## Prompt
Collect every line in the records below that contains the word "petroleum".

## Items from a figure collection
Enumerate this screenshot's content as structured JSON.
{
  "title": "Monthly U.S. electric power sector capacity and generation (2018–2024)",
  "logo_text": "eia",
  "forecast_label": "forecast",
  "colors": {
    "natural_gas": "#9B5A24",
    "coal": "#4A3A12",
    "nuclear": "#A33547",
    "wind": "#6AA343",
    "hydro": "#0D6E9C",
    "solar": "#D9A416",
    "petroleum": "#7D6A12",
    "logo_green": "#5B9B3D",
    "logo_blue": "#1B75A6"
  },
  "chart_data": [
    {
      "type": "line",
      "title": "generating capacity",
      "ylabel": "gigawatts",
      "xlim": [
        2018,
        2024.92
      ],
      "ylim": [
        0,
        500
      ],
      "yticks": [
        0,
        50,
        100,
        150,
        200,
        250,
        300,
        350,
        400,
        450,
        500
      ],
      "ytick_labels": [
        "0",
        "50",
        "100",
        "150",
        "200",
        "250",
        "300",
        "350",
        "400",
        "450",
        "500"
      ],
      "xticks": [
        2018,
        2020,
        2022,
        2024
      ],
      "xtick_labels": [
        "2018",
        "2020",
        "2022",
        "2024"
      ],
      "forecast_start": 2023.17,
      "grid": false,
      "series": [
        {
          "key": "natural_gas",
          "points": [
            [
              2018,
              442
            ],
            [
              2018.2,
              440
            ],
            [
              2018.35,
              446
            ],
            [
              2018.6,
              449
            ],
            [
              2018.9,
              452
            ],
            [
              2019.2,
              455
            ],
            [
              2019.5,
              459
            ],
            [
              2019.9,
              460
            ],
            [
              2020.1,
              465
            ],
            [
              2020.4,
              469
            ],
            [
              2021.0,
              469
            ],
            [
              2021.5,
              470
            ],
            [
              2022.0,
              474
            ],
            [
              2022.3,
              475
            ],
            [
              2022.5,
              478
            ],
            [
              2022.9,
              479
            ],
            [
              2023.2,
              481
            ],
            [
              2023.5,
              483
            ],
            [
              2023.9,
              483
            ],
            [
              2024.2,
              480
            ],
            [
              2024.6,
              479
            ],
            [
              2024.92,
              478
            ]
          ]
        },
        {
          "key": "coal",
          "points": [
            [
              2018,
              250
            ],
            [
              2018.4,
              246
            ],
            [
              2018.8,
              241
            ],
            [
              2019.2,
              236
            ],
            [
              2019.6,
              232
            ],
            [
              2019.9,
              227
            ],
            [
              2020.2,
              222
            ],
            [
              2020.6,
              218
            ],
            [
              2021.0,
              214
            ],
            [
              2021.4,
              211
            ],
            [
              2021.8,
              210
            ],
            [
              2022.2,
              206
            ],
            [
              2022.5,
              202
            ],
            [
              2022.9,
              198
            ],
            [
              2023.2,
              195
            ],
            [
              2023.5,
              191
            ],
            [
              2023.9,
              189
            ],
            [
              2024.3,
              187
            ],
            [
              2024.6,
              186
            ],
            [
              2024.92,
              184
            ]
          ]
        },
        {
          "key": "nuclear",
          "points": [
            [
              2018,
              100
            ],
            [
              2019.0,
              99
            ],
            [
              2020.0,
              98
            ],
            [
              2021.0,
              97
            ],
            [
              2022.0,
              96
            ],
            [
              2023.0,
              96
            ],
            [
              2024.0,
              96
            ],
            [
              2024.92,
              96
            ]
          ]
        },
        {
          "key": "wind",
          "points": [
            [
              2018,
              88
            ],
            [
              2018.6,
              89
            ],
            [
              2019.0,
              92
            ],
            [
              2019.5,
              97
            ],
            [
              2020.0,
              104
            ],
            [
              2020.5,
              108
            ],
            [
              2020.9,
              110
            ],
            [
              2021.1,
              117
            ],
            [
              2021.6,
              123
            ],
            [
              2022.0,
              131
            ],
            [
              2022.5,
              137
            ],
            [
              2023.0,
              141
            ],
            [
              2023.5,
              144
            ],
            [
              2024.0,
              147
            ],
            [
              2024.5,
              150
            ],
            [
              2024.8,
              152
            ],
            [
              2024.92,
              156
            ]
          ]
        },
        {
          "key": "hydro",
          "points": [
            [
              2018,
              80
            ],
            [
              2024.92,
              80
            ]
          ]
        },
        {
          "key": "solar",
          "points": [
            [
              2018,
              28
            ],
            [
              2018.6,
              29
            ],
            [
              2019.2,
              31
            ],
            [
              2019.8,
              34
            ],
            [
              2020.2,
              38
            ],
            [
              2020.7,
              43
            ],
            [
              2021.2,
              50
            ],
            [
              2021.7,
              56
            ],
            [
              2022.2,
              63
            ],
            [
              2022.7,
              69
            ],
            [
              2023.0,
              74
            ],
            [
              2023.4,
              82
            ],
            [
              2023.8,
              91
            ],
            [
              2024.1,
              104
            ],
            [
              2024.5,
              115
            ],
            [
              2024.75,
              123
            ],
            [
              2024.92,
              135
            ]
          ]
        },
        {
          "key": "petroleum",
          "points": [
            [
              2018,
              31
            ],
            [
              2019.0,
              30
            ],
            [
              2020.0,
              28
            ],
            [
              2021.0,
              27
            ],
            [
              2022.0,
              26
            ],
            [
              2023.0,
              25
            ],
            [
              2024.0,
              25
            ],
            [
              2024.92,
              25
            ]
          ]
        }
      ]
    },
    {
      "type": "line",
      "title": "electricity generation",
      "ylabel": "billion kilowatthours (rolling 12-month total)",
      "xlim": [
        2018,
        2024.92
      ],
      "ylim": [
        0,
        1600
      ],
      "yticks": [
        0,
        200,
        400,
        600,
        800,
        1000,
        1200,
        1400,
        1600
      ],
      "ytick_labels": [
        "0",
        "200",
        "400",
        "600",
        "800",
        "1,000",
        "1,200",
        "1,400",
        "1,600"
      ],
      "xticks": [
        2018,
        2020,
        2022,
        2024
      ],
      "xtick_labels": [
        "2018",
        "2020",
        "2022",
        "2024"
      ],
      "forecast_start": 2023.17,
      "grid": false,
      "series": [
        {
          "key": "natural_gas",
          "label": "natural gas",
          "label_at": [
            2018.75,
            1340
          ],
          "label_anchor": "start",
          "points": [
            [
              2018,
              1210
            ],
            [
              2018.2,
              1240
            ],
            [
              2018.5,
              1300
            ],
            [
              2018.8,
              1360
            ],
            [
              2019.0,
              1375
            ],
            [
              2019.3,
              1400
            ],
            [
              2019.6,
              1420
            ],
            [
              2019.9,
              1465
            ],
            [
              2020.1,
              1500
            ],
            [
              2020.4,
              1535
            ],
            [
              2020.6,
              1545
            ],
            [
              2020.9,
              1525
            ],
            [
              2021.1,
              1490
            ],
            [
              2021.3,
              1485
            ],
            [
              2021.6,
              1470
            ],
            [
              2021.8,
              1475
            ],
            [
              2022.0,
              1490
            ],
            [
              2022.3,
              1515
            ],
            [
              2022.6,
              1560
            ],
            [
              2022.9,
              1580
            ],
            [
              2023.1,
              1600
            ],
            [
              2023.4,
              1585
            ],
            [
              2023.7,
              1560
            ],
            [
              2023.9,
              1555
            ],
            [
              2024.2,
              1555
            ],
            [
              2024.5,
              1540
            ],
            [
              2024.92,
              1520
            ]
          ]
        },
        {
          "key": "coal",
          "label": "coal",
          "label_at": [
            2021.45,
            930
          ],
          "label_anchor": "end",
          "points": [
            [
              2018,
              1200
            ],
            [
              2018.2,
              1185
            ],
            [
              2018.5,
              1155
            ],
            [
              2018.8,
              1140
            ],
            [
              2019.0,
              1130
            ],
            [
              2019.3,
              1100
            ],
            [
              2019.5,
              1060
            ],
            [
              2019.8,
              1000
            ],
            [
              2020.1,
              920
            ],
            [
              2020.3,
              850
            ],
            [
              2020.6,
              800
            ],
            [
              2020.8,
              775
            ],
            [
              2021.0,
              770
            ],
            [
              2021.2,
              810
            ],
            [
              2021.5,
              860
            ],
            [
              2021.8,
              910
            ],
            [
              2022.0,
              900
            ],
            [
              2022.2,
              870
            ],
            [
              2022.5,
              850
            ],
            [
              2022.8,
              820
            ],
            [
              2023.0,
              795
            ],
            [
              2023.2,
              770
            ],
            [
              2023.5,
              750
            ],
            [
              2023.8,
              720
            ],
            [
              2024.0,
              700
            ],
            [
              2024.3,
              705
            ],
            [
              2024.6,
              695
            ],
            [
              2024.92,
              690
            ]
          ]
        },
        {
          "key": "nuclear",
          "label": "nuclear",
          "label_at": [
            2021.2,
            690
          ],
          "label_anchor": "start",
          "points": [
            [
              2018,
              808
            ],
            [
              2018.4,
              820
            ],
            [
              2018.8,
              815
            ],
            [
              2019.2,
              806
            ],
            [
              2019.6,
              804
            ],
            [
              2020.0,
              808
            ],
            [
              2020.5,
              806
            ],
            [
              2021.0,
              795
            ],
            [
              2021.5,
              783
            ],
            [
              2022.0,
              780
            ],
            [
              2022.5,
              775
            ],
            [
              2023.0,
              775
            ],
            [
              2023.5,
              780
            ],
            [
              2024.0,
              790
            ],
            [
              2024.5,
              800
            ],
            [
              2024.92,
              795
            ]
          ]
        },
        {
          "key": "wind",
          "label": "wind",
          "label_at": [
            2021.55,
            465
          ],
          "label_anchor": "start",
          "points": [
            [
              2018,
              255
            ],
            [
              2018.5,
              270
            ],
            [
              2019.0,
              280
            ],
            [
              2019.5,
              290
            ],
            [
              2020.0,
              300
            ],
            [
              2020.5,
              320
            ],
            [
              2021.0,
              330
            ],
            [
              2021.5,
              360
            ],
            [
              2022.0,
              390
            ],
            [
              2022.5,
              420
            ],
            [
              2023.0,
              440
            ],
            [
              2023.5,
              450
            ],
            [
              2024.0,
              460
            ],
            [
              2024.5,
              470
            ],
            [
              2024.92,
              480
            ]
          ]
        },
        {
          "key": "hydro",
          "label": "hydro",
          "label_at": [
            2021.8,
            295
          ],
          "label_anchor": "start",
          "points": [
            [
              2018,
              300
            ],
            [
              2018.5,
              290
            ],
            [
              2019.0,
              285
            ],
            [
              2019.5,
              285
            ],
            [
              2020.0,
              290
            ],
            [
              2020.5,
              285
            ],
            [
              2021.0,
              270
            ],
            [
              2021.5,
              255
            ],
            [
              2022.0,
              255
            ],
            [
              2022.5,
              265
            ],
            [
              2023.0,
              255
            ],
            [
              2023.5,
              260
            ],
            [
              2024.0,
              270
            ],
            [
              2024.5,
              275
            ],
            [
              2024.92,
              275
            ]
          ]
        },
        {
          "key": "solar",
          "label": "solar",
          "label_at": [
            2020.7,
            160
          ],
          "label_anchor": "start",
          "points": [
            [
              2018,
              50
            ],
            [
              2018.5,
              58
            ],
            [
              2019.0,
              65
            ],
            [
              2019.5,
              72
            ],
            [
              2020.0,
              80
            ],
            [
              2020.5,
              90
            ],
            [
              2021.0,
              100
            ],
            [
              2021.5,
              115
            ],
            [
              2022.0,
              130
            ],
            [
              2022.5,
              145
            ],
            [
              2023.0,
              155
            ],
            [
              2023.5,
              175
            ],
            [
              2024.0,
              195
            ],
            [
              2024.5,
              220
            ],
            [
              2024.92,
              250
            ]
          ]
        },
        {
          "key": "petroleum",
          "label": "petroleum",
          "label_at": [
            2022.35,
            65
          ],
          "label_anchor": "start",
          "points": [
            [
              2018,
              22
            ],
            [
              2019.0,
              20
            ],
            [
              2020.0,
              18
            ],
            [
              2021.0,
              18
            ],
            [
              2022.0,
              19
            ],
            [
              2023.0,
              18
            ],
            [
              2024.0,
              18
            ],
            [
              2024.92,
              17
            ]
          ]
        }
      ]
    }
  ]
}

## Task answer
    "petroleum": "#7D6A12",
          "key": "petroleum",
          "key": "petroleum",
          "label": "petroleum",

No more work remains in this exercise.